Pictures do not belong in the copy, so please give every entry below again exactly.

**LISTED ENTRIES:**
[start]
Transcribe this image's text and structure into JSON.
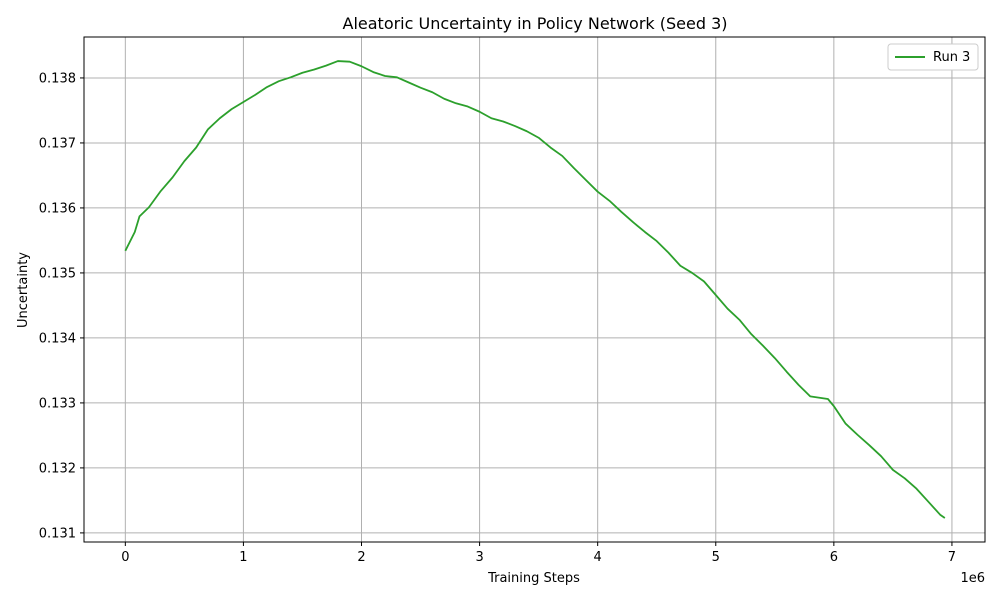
{
  "chart_data": {
    "type": "line",
    "title": "Aleatoric Uncertainty in Policy Network (Seed 3)",
    "xlabel": "Training Steps",
    "ylabel": "Uncertainty",
    "x_offset_label": "1e6",
    "xlim": [
      -350000,
      7280000
    ],
    "ylim": [
      0.13086,
      0.13863
    ],
    "x_ticks": [
      0,
      1000000,
      2000000,
      3000000,
      4000000,
      5000000,
      6000000,
      7000000
    ],
    "x_tick_labels": [
      "0",
      "1",
      "2",
      "3",
      "4",
      "5",
      "6",
      "7"
    ],
    "y_ticks": [
      0.131,
      0.132,
      0.133,
      0.134,
      0.135,
      0.136,
      0.137,
      0.138
    ],
    "y_tick_labels": [
      "0.131",
      "0.132",
      "0.133",
      "0.134",
      "0.135",
      "0.136",
      "0.137",
      "0.138"
    ],
    "grid": true,
    "legend_position": "top-right",
    "series": [
      {
        "name": "Run 3",
        "color": "#2ca02c",
        "x": [
          0,
          80000,
          120000,
          200000,
          300000,
          400000,
          500000,
          600000,
          700000,
          800000,
          900000,
          1000000,
          1100000,
          1200000,
          1300000,
          1400000,
          1500000,
          1600000,
          1700000,
          1800000,
          1900000,
          2000000,
          2100000,
          2200000,
          2300000,
          2400000,
          2500000,
          2600000,
          2700000,
          2800000,
          2900000,
          3000000,
          3100000,
          3200000,
          3300000,
          3400000,
          3500000,
          3600000,
          3700000,
          3800000,
          3900000,
          4000000,
          4100000,
          4200000,
          4300000,
          4400000,
          4500000,
          4600000,
          4700000,
          4800000,
          4900000,
          5000000,
          5100000,
          5200000,
          5300000,
          5400000,
          5500000,
          5600000,
          5700000,
          5800000,
          5950000,
          6000000,
          6100000,
          6200000,
          6300000,
          6400000,
          6500000,
          6600000,
          6700000,
          6800000,
          6900000,
          6940000
        ],
        "y": [
          0.13534,
          0.13563,
          0.13587,
          0.13601,
          0.13626,
          0.13647,
          0.13672,
          0.13693,
          0.13721,
          0.13738,
          0.13752,
          0.13763,
          0.13774,
          0.13786,
          0.13795,
          0.13801,
          0.13808,
          0.13813,
          0.13819,
          0.13826,
          0.13825,
          0.13818,
          0.13809,
          0.13803,
          0.13801,
          0.13793,
          0.13785,
          0.13778,
          0.13768,
          0.13761,
          0.13756,
          0.13748,
          0.13738,
          0.13733,
          0.13726,
          0.13718,
          0.13708,
          0.13693,
          0.1368,
          0.13661,
          0.13643,
          0.13625,
          0.13611,
          0.13594,
          0.13578,
          0.13563,
          0.13549,
          0.13531,
          0.13511,
          0.135,
          0.13487,
          0.13466,
          0.13445,
          0.13428,
          0.13406,
          0.13388,
          0.13369,
          0.13348,
          0.13328,
          0.1331,
          0.13306,
          0.13295,
          0.13268,
          0.13251,
          0.13235,
          0.13218,
          0.13197,
          0.13184,
          0.13168,
          0.13148,
          0.13128,
          0.13123
        ]
      }
    ]
  }
}
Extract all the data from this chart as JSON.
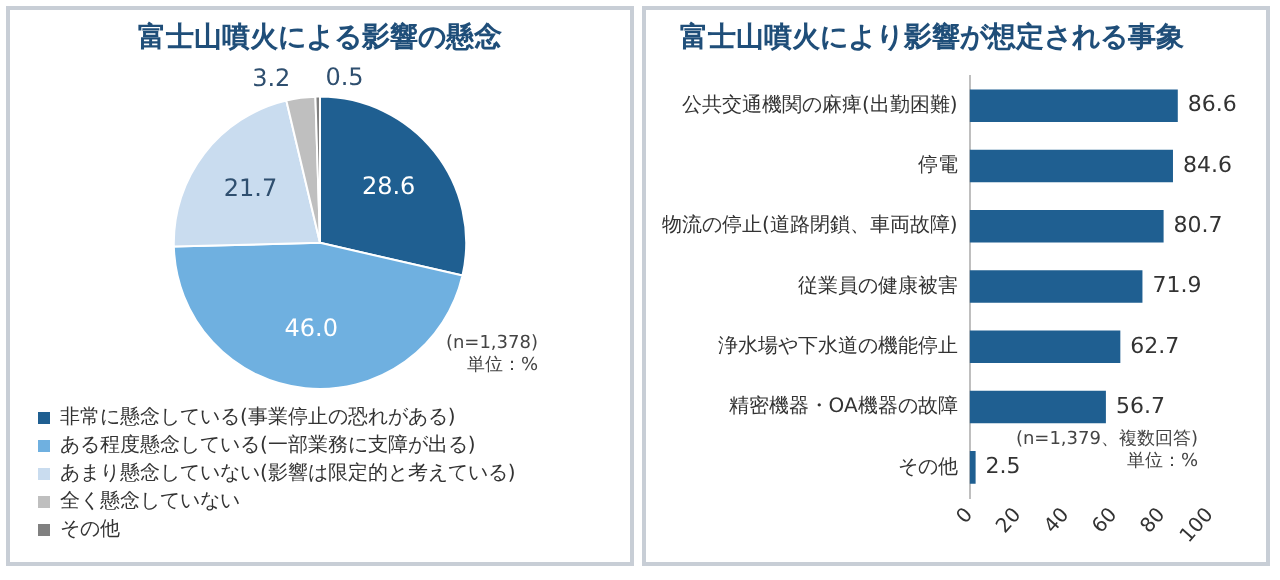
{
  "chart_data": [
    {
      "type": "pie",
      "title": "富士山噴火による影響の懸念",
      "categories": [
        "非常に懸念している(事業停止の恐れがある)",
        "ある程度懸念している(一部業務に支障が出る)",
        "あまり懸念していない(影響は限定的と考えている)",
        "全く懸念していない",
        "その他"
      ],
      "values": [
        28.6,
        46.0,
        21.7,
        3.2,
        0.5
      ],
      "colors": [
        "#1f5f91",
        "#6fb0e0",
        "#c9dcef",
        "#bfbfbf",
        "#808080"
      ],
      "value_labels": [
        "28.6",
        "46.0",
        "21.7",
        "3.2",
        "0.5"
      ],
      "legend": "bottom",
      "annotations": [
        "(n=1,378)",
        "単位：%"
      ]
    },
    {
      "type": "bar",
      "orientation": "horizontal",
      "title": "富士山噴火により影響が想定される事象",
      "categories": [
        "公共交通機関の麻痺(出勤困難)",
        "停電",
        "物流の停止(道路閉鎖、車両故障)",
        "従業員の健康被害",
        "浄水場や下水道の機能停止",
        "精密機器・OA機器の故障",
        "その他"
      ],
      "values": [
        86.6,
        84.6,
        80.7,
        71.9,
        62.7,
        56.7,
        2.5
      ],
      "color": "#1f5f91",
      "xlim": [
        0,
        100
      ],
      "xticks": [
        0,
        20,
        40,
        60,
        80,
        100
      ],
      "data_labels": true,
      "annotations": [
        "(n=1,379、複数回答)",
        "単位：%"
      ]
    }
  ]
}
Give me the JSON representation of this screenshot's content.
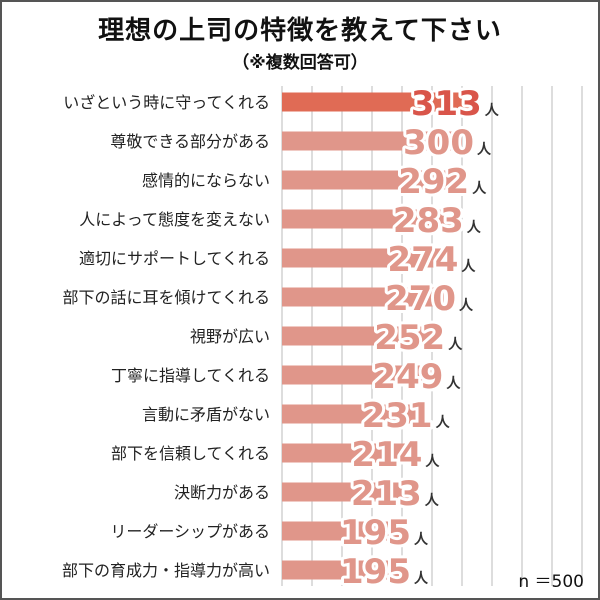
{
  "chart_data": {
    "type": "bar",
    "orientation": "horizontal",
    "title": "理想の上司の特徴を教えて下さい",
    "subtitle": "（※複数回答可）",
    "categories": [
      "いざという時に守ってくれる",
      "尊敬できる部分がある",
      "感情的にならない",
      "人によって態度を変えない",
      "適切にサポートしてくれる",
      "部下の話に耳を傾けてくれる",
      "視野が広い",
      "丁寧に指導してくれる",
      "言動に矛盾がない",
      "部下を信頼してくれる",
      "決断力がある",
      "リーダーシップがある",
      "部下の育成力・指導力が高い"
    ],
    "values": [
      313,
      300,
      292,
      283,
      274,
      270,
      252,
      249,
      231,
      214,
      213,
      195,
      195
    ],
    "unit": "人",
    "xlim": [
      0,
      500
    ],
    "grid": true,
    "note": "n ＝500",
    "colors": {
      "top_bar": "#e06b55",
      "bar": "#e0968a",
      "top_value": "#d9554a",
      "value": "#e0968a",
      "grid": "#bbbbbb"
    }
  }
}
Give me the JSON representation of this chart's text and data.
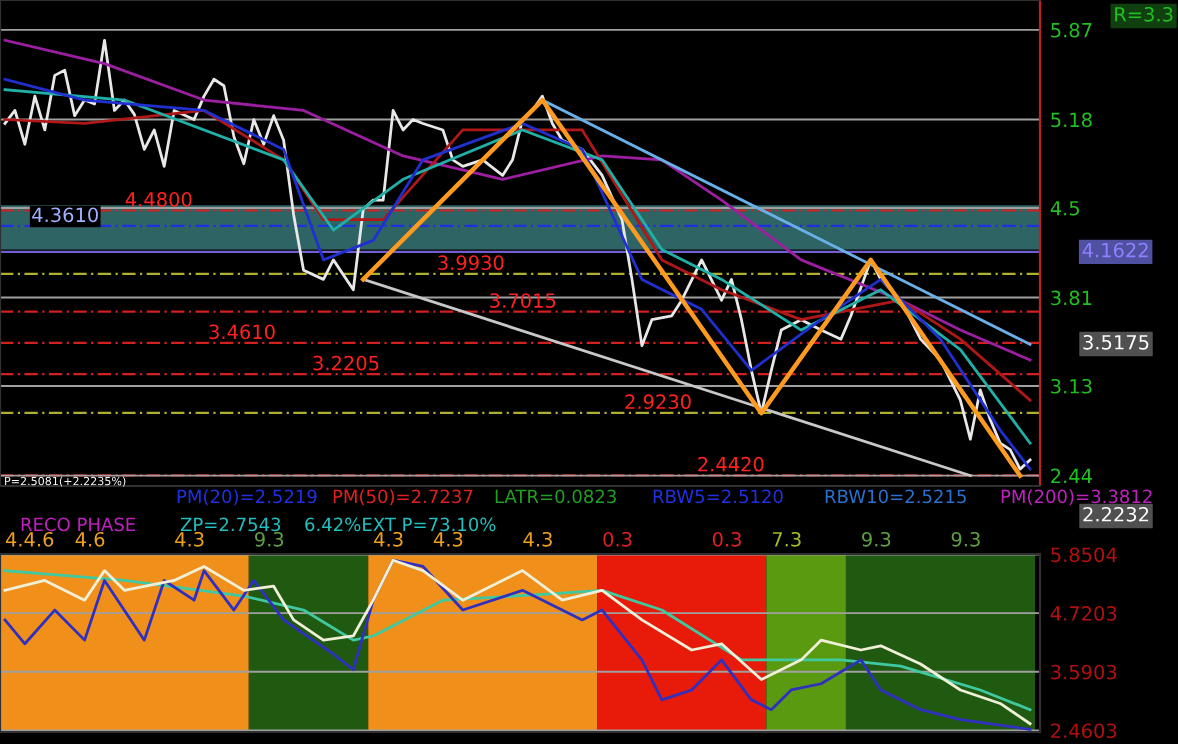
[end]
**ANSWER TO THIS PROBLEM:**
Transcribe this image's text and structure into JSON.
{
  "chart_data": {
    "type": "line",
    "title": "Aleatoric Uncertainty in Policy Network (Seed 3)",
    "xlabel": "Training Steps",
    "ylabel": "Uncertainty",
    "x_offset_label": "1e6",
    "xlim": [
      -350000,
      7280000
    ],
    "ylim": [
      0.13086,
      0.13863
    ],
    "x_ticks": [
      0,
      1000000,
      2000000,
      3000000,
      4000000,
      5000000,
      6000000,
      7000000
    ],
    "x_tick_labels": [
      "0",
      "1",
      "2",
      "3",
      "4",
      "5",
      "6",
      "7"
    ],
    "y_ticks": [
      0.131,
      0.132,
      0.133,
      0.134,
      0.135,
      0.136,
      0.137,
      0.138
    ],
    "y_tick_labels": [
      "0.131",
      "0.132",
      "0.133",
      "0.134",
      "0.135",
      "0.136",
      "0.137",
      "0.138"
    ],
    "grid": true,
    "legend_position": "top-right",
    "series": [
      {
        "name": "Run 3",
        "color": "#2ca02c",
        "x": [
          0,
          80000,
          120000,
          200000,
          300000,
          400000,
          500000,
          600000,
          700000,
          800000,
          900000,
          1000000,
          1100000,
          1200000,
          1300000,
          1400000,
          1500000,
          1600000,
          1700000,
          1800000,
          1900000,
          2000000,
          2100000,
          2200000,
          2300000,
          2400000,
          2500000,
          2600000,
          2700000,
          2800000,
          2900000,
          3000000,
          3100000,
          3200000,
          3300000,
          3400000,
          3500000,
          3600000,
          3700000,
          3800000,
          3900000,
          4000000,
          4100000,
          4200000,
          4300000,
          4400000,
          4500000,
          4600000,
          4700000,
          4800000,
          4900000,
          5000000,
          5100000,
          5200000,
          5300000,
          5400000,
          5500000,
          5600000,
          5700000,
          5800000,
          5950000,
          6000000,
          6100000,
          6200000,
          6300000,
          6400000,
          6500000,
          6600000,
          6700000,
          6800000,
          6900000,
          6940000
        ],
        "y": [
          0.13534,
          0.13563,
          0.13587,
          0.13601,
          0.13626,
          0.13647,
          0.13672,
          0.13693,
          0.13721,
          0.13738,
          0.13752,
          0.13763,
          0.13774,
          0.13786,
          0.13795,
          0.13801,
          0.13808,
          0.13813,
          0.13819,
          0.13826,
          0.13825,
          0.13818,
          0.13809,
          0.13803,
          0.13801,
          0.13793,
          0.13785,
          0.13778,
          0.13768,
          0.13761,
          0.13756,
          0.13748,
          0.13738,
          0.13733,
          0.13726,
          0.13718,
          0.13708,
          0.13693,
          0.1368,
          0.13661,
          0.13643,
          0.13625,
          0.13611,
          0.13594,
          0.13578,
          0.13563,
          0.13549,
          0.13531,
          0.13511,
          0.135,
          0.13487,
          0.13466,
          0.13445,
          0.13428,
          0.13406,
          0.13388,
          0.13369,
          0.13348,
          0.13328,
          0.1331,
          0.13306,
          0.13295,
          0.13268,
          0.13251,
          0.13235,
          0.13218,
          0.13197,
          0.13184,
          0.13168,
          0.13148,
          0.13128,
          0.13123
        ]
      }
    ]
  }
}
Extract all the data from this chart as JSON.
{
  "chart_data": [
    {
      "type": "pie",
      "title": "富士山噴火による影響の懸念",
      "categories": [
        "非常に懸念している(事業停止の恐れがある)",
        "ある程度懸念している(一部業務に支障が出る)",
        "あまり懸念していない(影響は限定的と考えている)",
        "全く懸念していない",
        "その他"
      ],
      "values": [
        28.6,
        46.0,
        21.7,
        3.2,
        0.5
      ],
      "colors": [
        "#1f5f91",
        "#6fb0e0",
        "#c9dcef",
        "#bfbfbf",
        "#808080"
      ],
      "value_labels": [
        "28.6",
        "46.0",
        "21.7",
        "3.2",
        "0.5"
      ],
      "legend": "bottom",
      "annotations": [
        "(n=1,378)",
        "単位：%"
      ]
    },
    {
      "type": "bar",
      "orientation": "horizontal",
      "title": "富士山噴火により影響が想定される事象",
      "categories": [
        "公共交通機関の麻痺(出勤困難)",
        "停電",
        "物流の停止(道路閉鎖、車両故障)",
        "従業員の健康被害",
        "浄水場や下水道の機能停止",
        "精密機器・OA機器の故障",
        "その他"
      ],
      "values": [
        86.6,
        84.6,
        80.7,
        71.9,
        62.7,
        56.7,
        2.5
      ],
      "color": "#1f5f91",
      "xlim": [
        0,
        100
      ],
      "xticks": [
        0,
        20,
        40,
        60,
        80,
        100
      ],
      "data_labels": true,
      "annotations": [
        "(n=1,379、複数回答)",
        "単位：%"
      ]
    }
  ]
}
Give me the JSON representation of this screenshot's content.
{
  "chart_data": {
    "type": "bar",
    "orientation": "horizontal",
    "title": "理想の上司の特徴を教えて下さい",
    "subtitle": "（※複数回答可）",
    "categories": [
      "いざという時に守ってくれる",
      "尊敬できる部分がある",
      "感情的にならない",
      "人によって態度を変えない",
      "適切にサポートしてくれる",
      "部下の話に耳を傾けてくれる",
      "視野が広い",
      "丁寧に指導してくれる",
      "言動に矛盾がない",
      "部下を信頼してくれる",
      "決断力がある",
      "リーダーシップがある",
      "部下の育成力・指導力が高い"
    ],
    "values": [
      313,
      300,
      292,
      283,
      274,
      270,
      252,
      249,
      231,
      214,
      213,
      195,
      195
    ],
    "unit": "人",
    "xlim": [
      0,
      500
    ],
    "grid": true,
    "note": "n ＝500",
    "colors": {
      "top_bar": "#e06b55",
      "bar": "#e0968a",
      "top_value": "#d9554a",
      "value": "#e0968a",
      "grid": "#bbbbbb"
    }
  }
}
Give me the JSON representation of this chart's text and data.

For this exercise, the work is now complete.